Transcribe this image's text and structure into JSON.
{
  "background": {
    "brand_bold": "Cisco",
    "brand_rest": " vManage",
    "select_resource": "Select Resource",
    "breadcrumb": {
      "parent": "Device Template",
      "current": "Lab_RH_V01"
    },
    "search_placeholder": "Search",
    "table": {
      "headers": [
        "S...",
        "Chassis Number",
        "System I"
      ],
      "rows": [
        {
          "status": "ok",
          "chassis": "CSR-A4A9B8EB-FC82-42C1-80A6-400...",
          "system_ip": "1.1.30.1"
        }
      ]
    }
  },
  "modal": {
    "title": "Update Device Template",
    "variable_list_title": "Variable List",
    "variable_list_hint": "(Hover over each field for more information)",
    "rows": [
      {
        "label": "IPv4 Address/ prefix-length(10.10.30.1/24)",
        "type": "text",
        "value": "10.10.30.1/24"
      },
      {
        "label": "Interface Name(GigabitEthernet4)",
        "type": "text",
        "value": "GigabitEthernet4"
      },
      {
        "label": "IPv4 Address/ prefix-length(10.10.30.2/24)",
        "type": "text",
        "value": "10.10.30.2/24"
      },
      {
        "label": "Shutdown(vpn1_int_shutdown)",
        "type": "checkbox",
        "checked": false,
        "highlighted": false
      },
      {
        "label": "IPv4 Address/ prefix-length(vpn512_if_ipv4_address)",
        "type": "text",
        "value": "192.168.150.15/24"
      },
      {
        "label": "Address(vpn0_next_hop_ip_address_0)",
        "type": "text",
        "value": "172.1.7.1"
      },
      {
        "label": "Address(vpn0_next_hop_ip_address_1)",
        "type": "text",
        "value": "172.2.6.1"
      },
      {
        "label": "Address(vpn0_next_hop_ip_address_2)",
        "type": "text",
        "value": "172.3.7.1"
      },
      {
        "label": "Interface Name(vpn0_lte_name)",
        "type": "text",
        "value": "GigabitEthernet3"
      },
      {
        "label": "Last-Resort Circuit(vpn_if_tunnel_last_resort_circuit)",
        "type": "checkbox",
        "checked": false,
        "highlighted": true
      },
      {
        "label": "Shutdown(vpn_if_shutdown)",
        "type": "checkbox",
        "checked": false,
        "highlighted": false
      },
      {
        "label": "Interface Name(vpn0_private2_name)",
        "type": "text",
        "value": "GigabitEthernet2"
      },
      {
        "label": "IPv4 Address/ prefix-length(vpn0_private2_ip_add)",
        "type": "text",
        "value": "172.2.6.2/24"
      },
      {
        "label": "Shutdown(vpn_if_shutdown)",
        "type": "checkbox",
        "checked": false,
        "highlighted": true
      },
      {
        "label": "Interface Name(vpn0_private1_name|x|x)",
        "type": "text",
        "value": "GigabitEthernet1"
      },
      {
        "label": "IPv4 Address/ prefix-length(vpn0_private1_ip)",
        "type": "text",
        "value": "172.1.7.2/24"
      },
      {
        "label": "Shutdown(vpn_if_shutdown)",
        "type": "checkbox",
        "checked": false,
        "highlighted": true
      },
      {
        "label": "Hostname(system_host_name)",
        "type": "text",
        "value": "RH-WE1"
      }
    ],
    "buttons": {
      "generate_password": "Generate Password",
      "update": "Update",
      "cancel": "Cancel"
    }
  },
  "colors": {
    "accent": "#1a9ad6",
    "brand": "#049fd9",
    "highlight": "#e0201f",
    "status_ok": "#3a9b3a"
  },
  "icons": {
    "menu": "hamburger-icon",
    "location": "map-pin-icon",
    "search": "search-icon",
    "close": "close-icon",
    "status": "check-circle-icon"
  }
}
________________________________________
## Given task
Tell how many lines in the material contain the word "prefix". Only the number is wanted.

## Response below
5